=== Extracted records ===
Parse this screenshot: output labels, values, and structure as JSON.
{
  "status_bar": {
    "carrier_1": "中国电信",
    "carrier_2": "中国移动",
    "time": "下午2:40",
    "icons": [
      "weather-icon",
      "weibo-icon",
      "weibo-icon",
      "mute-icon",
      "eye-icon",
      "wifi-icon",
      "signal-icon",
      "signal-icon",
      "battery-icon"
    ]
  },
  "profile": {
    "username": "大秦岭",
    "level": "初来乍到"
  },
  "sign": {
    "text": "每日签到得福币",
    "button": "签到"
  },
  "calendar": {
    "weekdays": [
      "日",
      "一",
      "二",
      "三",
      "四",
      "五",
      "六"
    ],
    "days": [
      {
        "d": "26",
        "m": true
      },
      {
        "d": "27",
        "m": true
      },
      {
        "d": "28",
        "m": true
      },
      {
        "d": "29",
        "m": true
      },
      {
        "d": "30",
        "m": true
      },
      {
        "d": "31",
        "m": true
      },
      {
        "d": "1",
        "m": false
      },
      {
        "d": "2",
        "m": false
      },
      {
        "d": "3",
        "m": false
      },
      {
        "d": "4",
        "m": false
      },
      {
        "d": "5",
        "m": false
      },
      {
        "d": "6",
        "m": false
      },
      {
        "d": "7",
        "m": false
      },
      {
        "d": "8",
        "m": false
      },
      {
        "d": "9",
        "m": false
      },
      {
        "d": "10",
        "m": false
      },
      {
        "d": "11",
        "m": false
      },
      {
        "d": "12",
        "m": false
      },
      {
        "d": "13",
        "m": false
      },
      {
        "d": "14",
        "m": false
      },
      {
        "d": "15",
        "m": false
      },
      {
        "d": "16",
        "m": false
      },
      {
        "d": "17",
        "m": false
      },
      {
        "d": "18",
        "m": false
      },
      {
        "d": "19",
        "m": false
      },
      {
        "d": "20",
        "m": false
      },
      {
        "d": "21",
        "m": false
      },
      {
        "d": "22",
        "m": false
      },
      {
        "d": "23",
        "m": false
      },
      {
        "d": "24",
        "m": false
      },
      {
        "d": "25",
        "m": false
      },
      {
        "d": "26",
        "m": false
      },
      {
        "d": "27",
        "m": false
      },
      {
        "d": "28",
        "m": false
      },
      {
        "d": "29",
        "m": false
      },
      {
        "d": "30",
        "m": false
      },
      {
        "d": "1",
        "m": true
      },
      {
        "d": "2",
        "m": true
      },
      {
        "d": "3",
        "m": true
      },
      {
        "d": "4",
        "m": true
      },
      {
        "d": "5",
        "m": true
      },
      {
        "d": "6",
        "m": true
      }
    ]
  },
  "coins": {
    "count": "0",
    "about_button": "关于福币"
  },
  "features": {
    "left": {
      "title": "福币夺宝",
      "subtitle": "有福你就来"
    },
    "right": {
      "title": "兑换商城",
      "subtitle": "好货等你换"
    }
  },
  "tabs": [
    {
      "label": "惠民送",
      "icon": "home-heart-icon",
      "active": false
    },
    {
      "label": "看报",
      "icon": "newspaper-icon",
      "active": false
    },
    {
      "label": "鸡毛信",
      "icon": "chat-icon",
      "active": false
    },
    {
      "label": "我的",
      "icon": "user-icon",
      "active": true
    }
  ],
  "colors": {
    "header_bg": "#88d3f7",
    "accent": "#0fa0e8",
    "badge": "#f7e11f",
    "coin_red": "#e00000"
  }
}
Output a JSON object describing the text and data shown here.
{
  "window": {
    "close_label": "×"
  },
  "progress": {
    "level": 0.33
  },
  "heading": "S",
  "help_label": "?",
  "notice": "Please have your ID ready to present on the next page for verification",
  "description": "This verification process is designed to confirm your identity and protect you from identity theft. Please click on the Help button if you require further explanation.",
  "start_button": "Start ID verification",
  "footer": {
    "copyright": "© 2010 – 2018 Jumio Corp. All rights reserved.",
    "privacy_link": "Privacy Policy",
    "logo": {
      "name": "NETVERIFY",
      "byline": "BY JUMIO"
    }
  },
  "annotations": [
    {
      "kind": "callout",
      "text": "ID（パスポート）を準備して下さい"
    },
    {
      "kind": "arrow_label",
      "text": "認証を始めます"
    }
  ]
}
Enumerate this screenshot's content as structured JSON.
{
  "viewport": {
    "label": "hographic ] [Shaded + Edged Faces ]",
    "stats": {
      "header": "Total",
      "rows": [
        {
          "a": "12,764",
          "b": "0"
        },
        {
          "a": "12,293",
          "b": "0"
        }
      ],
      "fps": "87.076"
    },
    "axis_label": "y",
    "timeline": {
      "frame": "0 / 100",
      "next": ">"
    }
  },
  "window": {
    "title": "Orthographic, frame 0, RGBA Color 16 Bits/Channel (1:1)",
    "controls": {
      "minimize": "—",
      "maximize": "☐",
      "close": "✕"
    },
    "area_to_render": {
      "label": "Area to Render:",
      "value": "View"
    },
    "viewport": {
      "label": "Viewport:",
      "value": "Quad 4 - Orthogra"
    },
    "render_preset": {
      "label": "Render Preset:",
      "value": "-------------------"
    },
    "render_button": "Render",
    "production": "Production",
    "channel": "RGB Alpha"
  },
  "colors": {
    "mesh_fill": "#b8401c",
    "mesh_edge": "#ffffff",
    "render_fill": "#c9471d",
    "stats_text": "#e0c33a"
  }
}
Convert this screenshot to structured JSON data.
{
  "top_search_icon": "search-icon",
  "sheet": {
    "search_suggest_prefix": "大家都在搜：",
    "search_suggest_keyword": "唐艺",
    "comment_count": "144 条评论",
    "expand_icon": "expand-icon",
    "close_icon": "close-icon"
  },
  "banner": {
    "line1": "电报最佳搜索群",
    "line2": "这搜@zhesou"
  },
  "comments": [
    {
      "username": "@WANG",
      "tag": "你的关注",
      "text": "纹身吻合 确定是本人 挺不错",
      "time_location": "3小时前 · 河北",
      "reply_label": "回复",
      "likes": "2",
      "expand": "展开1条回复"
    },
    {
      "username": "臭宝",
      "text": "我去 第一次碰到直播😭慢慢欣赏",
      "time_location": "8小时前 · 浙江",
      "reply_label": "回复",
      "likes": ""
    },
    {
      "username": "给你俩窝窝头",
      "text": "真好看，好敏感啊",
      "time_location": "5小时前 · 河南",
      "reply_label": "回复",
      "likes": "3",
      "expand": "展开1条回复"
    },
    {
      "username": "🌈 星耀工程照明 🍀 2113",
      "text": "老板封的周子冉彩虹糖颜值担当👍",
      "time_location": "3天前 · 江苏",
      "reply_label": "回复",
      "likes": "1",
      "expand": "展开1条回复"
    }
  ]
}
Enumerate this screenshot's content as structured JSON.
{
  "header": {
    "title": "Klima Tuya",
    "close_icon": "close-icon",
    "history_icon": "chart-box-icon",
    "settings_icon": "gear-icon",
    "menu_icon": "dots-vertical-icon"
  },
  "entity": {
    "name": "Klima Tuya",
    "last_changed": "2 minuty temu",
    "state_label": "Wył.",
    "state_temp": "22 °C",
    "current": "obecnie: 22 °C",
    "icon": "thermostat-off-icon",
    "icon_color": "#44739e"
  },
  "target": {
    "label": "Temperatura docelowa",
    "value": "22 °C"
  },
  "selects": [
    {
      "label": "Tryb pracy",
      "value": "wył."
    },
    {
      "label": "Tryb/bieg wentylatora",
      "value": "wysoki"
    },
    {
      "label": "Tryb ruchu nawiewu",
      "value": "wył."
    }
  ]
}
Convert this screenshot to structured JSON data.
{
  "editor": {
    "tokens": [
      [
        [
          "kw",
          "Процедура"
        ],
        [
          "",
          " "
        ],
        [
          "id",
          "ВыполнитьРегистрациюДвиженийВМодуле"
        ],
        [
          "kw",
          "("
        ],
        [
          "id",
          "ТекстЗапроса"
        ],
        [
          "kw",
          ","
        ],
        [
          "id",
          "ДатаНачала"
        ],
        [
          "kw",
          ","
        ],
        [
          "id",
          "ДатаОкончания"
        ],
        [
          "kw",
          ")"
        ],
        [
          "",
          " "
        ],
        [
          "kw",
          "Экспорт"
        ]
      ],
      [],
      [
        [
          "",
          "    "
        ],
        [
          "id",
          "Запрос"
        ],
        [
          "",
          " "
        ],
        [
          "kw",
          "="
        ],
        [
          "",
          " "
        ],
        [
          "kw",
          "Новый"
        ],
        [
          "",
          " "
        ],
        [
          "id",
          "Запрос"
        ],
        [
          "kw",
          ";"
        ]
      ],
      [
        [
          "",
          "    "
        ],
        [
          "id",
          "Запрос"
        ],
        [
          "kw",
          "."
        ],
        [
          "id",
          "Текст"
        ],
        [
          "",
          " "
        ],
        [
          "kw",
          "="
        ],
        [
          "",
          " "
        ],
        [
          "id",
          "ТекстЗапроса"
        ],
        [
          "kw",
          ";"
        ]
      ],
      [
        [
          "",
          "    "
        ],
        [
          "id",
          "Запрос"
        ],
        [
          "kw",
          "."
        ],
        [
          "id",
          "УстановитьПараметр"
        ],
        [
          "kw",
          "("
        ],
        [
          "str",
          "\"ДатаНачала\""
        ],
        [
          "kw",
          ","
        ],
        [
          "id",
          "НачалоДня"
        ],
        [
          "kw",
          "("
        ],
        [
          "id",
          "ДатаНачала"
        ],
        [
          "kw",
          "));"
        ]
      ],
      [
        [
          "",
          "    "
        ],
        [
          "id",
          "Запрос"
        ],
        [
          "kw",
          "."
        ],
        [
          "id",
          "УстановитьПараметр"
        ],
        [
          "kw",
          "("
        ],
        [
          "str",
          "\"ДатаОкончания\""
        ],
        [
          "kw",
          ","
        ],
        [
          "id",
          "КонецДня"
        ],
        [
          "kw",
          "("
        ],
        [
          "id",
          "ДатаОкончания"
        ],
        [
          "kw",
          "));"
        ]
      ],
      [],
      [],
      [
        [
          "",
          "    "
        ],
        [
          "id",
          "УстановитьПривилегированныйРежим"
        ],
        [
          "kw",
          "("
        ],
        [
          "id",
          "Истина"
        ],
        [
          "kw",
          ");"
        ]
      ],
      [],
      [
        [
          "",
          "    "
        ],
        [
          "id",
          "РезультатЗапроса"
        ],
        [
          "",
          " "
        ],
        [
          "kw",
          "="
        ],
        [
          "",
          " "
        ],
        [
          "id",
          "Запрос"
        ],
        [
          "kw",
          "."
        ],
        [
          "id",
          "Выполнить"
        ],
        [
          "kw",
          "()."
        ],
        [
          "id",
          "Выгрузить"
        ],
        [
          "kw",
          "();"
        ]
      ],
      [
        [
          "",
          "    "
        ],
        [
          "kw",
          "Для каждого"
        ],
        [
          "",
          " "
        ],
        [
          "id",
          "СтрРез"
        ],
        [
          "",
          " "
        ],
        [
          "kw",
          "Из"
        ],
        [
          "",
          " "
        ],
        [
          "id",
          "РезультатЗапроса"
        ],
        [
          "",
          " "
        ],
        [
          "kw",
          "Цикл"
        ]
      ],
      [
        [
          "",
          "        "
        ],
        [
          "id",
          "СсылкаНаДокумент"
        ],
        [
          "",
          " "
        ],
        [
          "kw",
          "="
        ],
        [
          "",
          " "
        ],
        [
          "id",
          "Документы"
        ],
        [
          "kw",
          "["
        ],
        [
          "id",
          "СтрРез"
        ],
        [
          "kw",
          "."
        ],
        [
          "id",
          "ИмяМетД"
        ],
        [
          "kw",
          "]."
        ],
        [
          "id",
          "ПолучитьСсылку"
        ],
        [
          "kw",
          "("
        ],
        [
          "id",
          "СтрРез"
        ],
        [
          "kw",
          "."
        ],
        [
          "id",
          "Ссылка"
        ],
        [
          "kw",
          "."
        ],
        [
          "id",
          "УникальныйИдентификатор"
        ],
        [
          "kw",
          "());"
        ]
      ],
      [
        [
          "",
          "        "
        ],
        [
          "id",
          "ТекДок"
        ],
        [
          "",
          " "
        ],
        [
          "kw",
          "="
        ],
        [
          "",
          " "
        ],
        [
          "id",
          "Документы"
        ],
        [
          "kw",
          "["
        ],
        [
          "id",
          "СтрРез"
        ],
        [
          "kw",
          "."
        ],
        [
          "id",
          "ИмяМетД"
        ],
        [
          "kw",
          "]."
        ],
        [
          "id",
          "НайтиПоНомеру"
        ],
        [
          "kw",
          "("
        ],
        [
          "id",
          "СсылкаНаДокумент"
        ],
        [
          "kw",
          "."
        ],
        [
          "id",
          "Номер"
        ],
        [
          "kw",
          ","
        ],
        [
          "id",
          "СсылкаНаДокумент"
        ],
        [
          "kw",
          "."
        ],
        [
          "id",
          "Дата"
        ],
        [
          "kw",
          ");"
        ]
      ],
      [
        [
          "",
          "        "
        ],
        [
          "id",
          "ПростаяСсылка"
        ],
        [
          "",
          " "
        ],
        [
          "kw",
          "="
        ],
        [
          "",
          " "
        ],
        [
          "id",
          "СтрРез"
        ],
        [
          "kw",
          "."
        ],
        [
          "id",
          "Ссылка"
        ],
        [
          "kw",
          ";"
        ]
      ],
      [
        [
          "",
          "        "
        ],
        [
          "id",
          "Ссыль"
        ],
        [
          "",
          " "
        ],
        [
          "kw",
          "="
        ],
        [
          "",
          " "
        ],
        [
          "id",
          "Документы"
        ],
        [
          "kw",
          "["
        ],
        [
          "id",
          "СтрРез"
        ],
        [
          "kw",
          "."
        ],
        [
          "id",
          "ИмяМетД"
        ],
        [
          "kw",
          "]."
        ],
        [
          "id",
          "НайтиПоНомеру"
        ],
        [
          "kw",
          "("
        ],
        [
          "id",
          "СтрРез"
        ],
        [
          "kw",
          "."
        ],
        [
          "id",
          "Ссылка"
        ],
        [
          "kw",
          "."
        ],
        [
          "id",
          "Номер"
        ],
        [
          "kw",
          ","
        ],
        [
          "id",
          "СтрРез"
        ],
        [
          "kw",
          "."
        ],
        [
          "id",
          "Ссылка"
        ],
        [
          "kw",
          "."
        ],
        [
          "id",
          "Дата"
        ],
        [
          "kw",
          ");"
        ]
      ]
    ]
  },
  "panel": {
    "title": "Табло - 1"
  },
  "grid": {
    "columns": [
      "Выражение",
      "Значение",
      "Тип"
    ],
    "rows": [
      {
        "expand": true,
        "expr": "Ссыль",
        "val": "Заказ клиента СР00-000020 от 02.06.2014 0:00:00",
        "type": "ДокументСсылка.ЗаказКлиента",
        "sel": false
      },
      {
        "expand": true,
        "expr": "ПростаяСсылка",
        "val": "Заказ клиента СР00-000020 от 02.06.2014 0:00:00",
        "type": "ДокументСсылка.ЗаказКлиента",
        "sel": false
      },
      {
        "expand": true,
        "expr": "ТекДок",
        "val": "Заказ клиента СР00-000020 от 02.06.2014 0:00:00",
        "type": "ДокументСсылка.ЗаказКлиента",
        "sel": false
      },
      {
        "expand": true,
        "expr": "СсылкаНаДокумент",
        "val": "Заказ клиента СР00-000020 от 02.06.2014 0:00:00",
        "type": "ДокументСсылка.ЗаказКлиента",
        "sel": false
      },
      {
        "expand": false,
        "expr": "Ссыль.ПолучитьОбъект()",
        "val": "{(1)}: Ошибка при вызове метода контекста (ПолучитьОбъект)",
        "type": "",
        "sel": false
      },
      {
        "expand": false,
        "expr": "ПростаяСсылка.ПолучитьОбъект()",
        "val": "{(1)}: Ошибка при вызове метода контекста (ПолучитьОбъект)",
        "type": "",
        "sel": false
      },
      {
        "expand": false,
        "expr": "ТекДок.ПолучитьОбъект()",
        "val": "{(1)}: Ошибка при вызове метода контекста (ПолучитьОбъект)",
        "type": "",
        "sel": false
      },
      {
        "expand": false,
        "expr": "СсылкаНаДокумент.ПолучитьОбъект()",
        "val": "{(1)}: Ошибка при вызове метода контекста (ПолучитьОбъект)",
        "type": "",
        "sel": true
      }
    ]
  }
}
===
Written request: Select every line above that contains the word "username", and copy it.

Task response:
    "username": "大秦岭",
      "username": "@WANG",
      "username": "臭宝",
      "username": "给你俩窝窝头",
      "username": "🌈 星耀工程照明 🍀 2113",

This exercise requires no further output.